◆ **GOAL OF THE EXERCISE**
Look over the lines below. Report each one that includes the string "Сообщения".

◆ **ENTRIES**

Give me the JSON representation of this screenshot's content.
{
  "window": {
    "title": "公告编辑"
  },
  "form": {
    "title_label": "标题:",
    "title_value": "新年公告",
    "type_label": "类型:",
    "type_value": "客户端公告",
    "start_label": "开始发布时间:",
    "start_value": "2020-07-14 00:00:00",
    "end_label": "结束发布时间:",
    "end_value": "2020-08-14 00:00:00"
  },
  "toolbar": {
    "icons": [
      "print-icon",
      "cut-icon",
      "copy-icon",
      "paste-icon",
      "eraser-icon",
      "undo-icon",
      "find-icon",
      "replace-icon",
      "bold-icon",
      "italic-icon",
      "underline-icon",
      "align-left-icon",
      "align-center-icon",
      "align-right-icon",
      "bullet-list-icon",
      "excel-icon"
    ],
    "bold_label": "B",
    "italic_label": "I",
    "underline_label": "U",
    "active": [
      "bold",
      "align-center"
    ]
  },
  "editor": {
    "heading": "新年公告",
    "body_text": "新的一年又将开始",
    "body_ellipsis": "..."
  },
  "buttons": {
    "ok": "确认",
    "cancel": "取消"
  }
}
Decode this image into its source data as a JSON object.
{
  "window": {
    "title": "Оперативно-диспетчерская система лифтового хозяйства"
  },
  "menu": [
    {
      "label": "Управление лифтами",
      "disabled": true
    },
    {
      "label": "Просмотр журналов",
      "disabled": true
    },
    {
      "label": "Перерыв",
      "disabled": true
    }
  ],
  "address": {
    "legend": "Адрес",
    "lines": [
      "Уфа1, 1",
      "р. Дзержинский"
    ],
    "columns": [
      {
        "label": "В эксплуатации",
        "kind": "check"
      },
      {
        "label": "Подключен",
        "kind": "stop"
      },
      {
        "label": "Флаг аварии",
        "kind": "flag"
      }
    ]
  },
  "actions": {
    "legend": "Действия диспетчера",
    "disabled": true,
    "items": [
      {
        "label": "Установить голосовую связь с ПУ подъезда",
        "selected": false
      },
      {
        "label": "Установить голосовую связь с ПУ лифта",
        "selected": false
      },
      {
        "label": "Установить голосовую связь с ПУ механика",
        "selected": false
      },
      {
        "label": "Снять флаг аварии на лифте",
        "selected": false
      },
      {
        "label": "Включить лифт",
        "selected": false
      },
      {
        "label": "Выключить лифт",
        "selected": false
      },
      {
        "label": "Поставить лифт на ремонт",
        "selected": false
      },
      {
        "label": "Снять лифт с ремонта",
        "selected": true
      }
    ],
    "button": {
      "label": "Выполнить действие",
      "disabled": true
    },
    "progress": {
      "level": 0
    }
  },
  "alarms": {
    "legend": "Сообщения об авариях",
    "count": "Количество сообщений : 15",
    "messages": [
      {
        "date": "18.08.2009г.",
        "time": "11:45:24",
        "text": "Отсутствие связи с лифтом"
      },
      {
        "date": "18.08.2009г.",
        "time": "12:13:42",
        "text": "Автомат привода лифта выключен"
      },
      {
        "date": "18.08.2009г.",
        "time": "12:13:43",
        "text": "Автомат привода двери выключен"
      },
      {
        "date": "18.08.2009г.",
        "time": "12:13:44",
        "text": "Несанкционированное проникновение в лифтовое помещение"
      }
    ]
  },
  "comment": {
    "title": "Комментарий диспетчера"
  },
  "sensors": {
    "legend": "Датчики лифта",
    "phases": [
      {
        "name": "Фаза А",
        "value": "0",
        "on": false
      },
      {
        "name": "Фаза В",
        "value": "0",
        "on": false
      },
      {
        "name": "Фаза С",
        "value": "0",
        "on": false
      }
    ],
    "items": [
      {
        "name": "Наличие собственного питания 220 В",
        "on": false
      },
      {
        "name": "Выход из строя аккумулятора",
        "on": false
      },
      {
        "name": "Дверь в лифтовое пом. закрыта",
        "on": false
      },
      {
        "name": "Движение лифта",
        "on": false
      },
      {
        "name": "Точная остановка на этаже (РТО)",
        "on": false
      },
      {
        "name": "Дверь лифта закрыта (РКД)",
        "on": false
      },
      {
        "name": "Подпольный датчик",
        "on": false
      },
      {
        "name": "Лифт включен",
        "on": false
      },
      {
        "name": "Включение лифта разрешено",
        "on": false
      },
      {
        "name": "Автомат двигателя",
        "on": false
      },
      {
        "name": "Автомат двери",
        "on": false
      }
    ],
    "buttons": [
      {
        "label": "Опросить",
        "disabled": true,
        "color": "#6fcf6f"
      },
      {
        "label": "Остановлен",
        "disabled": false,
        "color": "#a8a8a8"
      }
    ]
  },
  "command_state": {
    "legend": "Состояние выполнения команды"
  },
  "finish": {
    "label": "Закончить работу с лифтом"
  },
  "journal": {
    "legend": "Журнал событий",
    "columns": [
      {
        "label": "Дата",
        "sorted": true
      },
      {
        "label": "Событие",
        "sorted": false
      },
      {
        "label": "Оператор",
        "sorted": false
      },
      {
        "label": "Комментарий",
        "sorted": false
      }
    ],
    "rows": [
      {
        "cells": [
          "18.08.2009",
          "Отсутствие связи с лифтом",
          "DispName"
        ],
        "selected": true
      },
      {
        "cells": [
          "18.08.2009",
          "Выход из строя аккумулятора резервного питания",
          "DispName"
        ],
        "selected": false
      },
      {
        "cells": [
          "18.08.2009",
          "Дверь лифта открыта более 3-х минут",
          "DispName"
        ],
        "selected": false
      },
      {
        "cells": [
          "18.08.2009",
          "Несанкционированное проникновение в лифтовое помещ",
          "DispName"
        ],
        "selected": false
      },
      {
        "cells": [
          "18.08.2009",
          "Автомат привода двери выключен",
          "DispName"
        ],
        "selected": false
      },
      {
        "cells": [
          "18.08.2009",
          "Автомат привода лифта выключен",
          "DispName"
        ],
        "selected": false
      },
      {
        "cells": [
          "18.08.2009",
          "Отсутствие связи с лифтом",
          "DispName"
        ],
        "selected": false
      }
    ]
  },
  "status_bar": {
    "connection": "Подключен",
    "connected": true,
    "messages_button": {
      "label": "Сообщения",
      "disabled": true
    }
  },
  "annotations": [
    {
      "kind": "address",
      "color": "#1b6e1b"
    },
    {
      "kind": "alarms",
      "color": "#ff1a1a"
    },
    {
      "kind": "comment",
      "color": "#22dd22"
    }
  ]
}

◆ **RESPONSE TO THE TASK**
    "legend": "Сообщения об авариях",
      "label": "Сообщения",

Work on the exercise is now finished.